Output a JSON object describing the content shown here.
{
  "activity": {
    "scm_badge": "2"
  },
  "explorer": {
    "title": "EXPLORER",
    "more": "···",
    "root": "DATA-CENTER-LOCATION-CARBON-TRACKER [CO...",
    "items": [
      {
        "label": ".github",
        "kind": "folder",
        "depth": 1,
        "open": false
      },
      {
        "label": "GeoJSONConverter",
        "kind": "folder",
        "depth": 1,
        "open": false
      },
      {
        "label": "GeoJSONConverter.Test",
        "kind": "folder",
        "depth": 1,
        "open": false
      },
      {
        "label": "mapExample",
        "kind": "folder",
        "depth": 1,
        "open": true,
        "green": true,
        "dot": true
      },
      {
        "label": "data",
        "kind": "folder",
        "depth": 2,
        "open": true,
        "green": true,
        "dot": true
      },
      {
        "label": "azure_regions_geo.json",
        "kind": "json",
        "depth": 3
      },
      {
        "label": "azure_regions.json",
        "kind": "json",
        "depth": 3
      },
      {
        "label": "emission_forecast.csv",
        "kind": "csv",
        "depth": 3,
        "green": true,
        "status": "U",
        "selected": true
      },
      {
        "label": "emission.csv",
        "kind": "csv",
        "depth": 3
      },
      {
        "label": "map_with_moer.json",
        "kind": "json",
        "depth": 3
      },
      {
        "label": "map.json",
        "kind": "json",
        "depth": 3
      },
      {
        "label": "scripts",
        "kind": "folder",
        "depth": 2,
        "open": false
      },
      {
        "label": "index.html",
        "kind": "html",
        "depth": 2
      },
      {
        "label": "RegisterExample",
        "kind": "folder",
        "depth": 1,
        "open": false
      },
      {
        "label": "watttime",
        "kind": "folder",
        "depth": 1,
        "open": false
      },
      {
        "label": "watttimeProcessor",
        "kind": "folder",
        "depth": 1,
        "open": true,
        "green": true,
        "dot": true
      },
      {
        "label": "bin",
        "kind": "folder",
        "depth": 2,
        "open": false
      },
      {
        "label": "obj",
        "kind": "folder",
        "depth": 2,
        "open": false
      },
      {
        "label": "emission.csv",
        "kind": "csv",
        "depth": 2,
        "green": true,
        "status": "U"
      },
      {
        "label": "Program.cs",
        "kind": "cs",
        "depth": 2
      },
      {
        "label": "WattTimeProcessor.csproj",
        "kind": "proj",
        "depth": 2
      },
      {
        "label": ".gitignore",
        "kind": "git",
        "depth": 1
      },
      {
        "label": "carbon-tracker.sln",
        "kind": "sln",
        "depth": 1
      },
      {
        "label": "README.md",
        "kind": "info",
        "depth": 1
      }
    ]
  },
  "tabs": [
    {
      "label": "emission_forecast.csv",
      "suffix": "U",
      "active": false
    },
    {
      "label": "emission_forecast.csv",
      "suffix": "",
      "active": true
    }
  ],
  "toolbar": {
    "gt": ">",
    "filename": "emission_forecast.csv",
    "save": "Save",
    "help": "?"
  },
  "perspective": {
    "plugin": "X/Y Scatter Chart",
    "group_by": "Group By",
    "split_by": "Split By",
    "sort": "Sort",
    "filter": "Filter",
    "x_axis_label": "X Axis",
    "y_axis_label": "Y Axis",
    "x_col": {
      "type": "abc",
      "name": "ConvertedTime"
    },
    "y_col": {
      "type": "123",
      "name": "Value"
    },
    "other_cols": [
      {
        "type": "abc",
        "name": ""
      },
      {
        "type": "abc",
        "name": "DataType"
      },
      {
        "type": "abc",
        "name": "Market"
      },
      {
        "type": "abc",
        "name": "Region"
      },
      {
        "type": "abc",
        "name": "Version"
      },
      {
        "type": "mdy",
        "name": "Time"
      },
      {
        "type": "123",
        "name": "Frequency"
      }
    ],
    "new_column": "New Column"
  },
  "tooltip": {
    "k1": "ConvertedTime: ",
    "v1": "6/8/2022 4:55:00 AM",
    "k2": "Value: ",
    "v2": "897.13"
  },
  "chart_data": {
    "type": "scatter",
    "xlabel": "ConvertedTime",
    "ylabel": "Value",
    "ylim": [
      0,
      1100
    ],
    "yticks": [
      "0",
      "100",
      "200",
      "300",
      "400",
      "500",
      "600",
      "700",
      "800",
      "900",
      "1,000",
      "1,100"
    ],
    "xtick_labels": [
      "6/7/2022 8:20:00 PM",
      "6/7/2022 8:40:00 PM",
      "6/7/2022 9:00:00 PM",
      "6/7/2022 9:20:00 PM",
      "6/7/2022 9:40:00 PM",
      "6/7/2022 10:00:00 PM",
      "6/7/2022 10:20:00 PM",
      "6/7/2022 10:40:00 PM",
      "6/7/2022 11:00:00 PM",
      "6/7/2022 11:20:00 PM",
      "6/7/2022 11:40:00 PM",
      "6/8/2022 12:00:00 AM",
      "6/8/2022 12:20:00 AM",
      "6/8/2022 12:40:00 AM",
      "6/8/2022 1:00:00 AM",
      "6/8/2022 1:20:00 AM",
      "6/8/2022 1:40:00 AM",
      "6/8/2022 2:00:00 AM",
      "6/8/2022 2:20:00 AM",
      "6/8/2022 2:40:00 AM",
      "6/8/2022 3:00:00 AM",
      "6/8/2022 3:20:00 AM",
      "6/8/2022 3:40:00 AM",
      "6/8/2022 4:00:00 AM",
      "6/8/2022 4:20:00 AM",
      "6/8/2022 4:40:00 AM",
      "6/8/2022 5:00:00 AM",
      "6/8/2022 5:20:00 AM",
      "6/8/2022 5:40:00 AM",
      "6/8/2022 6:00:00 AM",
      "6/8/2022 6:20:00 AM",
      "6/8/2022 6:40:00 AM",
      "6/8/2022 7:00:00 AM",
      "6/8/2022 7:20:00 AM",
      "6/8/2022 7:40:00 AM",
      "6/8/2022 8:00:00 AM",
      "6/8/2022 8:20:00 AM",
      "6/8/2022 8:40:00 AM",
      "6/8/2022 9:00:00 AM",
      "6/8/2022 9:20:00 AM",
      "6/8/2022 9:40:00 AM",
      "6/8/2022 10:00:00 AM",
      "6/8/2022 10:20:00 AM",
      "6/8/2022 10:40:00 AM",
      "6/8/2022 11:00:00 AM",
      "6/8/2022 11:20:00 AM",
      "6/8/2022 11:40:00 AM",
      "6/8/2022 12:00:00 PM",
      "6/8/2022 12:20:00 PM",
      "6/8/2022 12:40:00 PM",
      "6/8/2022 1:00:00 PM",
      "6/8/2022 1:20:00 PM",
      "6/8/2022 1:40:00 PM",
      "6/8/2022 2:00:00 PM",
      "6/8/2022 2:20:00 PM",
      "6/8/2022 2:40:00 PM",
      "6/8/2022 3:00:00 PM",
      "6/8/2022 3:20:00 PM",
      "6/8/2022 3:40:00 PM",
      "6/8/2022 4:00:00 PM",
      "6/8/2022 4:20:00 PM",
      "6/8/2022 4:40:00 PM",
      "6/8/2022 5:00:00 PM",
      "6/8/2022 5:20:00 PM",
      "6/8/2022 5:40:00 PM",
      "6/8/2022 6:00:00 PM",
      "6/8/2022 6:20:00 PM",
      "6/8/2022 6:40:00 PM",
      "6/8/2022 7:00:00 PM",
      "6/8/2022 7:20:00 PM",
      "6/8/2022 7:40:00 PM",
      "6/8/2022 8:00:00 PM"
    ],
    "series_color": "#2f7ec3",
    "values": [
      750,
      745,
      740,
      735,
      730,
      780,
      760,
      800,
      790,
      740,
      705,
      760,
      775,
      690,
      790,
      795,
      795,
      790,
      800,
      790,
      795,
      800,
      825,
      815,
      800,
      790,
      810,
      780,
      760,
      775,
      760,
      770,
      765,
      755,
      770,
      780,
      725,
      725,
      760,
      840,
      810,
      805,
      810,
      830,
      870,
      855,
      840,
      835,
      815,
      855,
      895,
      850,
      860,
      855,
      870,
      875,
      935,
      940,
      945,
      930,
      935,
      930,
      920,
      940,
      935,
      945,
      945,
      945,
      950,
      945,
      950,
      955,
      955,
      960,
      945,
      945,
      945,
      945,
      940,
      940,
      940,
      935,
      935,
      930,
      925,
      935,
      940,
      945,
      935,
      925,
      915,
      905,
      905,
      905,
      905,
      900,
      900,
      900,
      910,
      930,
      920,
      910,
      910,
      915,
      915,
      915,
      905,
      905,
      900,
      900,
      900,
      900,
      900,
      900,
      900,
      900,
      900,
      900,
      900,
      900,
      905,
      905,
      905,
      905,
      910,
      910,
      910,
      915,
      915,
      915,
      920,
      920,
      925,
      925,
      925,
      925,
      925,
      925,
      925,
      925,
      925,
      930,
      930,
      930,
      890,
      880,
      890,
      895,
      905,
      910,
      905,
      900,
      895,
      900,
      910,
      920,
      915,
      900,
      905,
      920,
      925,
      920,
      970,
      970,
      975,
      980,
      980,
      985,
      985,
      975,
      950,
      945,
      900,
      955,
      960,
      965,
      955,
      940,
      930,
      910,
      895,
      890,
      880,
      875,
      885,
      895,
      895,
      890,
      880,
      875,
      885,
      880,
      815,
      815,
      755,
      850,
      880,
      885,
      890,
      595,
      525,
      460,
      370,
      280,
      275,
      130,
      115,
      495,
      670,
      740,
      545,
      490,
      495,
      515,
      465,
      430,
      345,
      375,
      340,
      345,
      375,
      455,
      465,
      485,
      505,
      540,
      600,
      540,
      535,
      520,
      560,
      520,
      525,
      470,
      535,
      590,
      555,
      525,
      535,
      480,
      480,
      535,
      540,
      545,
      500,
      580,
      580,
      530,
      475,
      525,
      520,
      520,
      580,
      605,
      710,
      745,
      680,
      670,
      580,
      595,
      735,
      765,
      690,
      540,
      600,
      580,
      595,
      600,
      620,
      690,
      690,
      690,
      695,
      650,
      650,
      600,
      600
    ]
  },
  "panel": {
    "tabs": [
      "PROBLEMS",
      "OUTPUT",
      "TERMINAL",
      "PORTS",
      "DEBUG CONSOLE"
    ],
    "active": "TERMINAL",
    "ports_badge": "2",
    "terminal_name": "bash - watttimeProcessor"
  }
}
:::
What the task asks:
Copy each line of the records that contains the word "Axis".

Output:
    "x_axis_label": "X Axis",
    "y_axis_label": "Y Axis",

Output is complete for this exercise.